Task description =>
Copy word for word the portion of the moon-csv-lite passage below, starting at "let rows = @csv.parse(text)" and ending at "output = @csv.stringify_with_dialect(rows, dialect)".

Excerpted passage =>
§ §
Generate reports and UI output: export Markdown, JSON Lines, HTML, JSON
audit reports, CLI output, and a MoonBit JS-backed browser playground for
local inspection or CI logs.
Preview data visually: turn CSV tables into chart specs, SVG, and HTML
previews for quick review in docs, CLIs, and browser tools.
Package data assets: generate a CSV Data Passport with identity,
fingerprint, quality score, schema summary, column metadata, and
recommendations for code review, release notes, or CI artifacts.
Protect data releases: compare a baseline CSV with a candidate CSV and
fail a quality gate when schema, type, score, or missing-value regressions
violate a policy.
Codify reusable data rules: infer a starter quality contract from a
known-good CSV, then check future CSV files against score, schema, range,
enum, row-count, and unique-key rules.
Related Work And Scope
moon-csv-lite deliberately avoids being only another CSV parser, DataFrame, or
charting package. On mooncakes.io, related packages already exist in adjacent
areas:
moonbit-community/NyaCSV and maria/csv_parser focus on CSV parsing and
serialization.
ihb2032/MoonFrame and smallbearrr/pandas focus on DataFrame-style table
manipulation and data analysis.
Xpeng/mooncharts and JunJunTnT/moonchart focus on reusable SVG chart
generation.
This project’s independent contribution is the quality workflow around CSV
assets: audit reports, schema/profile output, data passports, quality scores,
drift reports, CI-style gates, reusable quality contracts, fixture verification,
example reports, CLI commands, and a MoonBit JS-backed browser playground. The
parser, table helpers, and chart previews support that workflow rather than
replacing those more specialized packages.
Quick Start
moon check
moon test
moon run cmd/main
moon run examples/basic
moon run examples/quality-report
moon run examples/rf-measurement
moon run cmd/csvlite -- markdown "name,age\nAlice,18"
moon run cmd/csvlite -- passport "id,amount\nA,10\nB," sales-dataset
One-Command Verification
Run the full local verification flow on Windows:
.\scripts\verify.ps1
This runs format checks, moon check, all MoonBit tests, runnable examples,
CLI smoke tests, fixture-based tests, MoonBit JS playground engine generation,
the browser playground smoke test, and moon package --list.
import {
"clhhhhh/moon-csv-lite" @csv,
}
fn main {
let text = "name,age\nAlice,18\nBob,20"
let rows = @csv.parse(text)
let output = @csv.stringify(rows)
println(output)
}
Output:
name,age
Alice,18
Bob,20
Dialects
let rows = @csv.parse_with_dialect("name\tage\nAlice\t18", @csv.tsv_dialect())
let dialect = { delimiter: ';', newline: "\r\n", skip_empty_lines: false }
let output = @csv.stringify_with_dialect(rows, dialect)
Table Export
let table = @csv.parse_table("name,note\nAlice,\"hello, world\"")
println(@csv.table_to_markdown(table))
println(@csv.table_to_json_lines(table))
Markdown output:
| name | note |
| --- | --- |
| Alice | hello, world |
JSON Lines output:
{"name":"Alice","note":"hello, world"}
Checked Parsing
let report = @csv.parse_table_checked("name,age\nAlice,18,extra")
println(@csv.parse_issues_to_text(report.issues))
§ §
Dataset rows =>
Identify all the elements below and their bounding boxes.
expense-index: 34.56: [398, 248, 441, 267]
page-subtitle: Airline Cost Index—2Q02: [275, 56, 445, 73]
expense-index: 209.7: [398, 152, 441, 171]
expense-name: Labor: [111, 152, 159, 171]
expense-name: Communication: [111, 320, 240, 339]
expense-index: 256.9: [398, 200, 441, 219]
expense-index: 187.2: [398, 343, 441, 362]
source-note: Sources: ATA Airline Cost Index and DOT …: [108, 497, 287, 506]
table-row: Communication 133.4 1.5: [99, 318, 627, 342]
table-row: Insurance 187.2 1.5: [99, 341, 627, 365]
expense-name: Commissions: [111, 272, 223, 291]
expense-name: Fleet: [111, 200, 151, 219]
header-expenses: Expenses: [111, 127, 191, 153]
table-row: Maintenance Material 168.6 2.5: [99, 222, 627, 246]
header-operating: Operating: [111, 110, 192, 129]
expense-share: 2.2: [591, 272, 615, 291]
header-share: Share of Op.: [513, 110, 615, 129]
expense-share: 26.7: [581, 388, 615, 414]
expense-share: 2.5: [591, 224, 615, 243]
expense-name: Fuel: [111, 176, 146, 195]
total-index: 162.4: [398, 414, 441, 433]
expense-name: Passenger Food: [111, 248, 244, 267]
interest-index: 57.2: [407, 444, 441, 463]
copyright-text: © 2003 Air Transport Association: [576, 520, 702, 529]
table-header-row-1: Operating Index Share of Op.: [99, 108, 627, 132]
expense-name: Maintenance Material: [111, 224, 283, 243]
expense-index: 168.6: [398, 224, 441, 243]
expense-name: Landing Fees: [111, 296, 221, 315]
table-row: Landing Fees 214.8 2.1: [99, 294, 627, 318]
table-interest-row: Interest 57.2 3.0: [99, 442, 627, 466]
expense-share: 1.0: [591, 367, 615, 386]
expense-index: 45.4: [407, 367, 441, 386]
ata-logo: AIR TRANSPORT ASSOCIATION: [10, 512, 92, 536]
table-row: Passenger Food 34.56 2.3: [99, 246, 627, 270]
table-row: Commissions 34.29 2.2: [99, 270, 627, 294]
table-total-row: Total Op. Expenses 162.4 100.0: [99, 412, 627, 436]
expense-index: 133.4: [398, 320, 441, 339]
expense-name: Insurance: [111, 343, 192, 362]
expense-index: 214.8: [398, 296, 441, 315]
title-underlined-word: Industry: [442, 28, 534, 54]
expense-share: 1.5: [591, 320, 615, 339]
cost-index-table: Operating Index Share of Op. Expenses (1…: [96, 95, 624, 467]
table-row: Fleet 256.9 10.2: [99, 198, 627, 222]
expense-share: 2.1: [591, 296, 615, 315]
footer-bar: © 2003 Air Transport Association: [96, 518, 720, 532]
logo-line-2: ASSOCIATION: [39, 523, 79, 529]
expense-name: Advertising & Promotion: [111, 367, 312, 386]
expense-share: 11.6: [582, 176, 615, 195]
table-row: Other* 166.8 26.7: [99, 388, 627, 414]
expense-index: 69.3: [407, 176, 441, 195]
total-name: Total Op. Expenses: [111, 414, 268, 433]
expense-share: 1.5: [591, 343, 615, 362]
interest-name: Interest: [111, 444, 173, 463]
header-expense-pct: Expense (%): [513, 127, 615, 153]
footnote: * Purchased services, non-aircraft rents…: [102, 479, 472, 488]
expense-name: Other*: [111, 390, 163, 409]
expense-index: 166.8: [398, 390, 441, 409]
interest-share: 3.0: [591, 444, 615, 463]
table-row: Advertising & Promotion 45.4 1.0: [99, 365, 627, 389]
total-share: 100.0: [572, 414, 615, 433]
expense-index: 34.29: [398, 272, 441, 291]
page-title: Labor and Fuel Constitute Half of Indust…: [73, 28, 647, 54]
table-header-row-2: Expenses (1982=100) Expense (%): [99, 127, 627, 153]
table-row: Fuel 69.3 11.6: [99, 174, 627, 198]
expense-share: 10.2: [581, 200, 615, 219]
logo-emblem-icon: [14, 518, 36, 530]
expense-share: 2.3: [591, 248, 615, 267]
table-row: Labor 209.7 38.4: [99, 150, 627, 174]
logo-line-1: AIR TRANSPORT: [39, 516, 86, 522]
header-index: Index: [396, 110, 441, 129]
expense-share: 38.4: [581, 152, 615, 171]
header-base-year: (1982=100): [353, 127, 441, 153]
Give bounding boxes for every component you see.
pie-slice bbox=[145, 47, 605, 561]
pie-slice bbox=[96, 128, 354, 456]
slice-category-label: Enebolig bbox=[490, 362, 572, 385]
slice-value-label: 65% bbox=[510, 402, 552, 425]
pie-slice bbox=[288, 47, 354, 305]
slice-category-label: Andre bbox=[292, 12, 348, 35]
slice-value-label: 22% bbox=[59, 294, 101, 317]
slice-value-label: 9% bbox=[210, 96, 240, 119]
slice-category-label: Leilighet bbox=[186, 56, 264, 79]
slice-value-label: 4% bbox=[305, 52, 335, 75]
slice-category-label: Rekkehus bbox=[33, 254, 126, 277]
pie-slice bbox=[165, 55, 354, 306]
§ §
Solved problem =>
let rows = @csv.parse(text)
let output = @csv.stringify(rows)
println(output)
}
Output:
name,age
Alice,18
Bob,20
Dialects
let rows = @csv.parse_with_dialect("name\tage\nAlice\t18", @csv.tsv_dialect())
let dialect = { delimiter: ';', newline: "\r\n", skip_empty_lines: false }
let output = @csv.stringify_with_dialect(rows, dialect)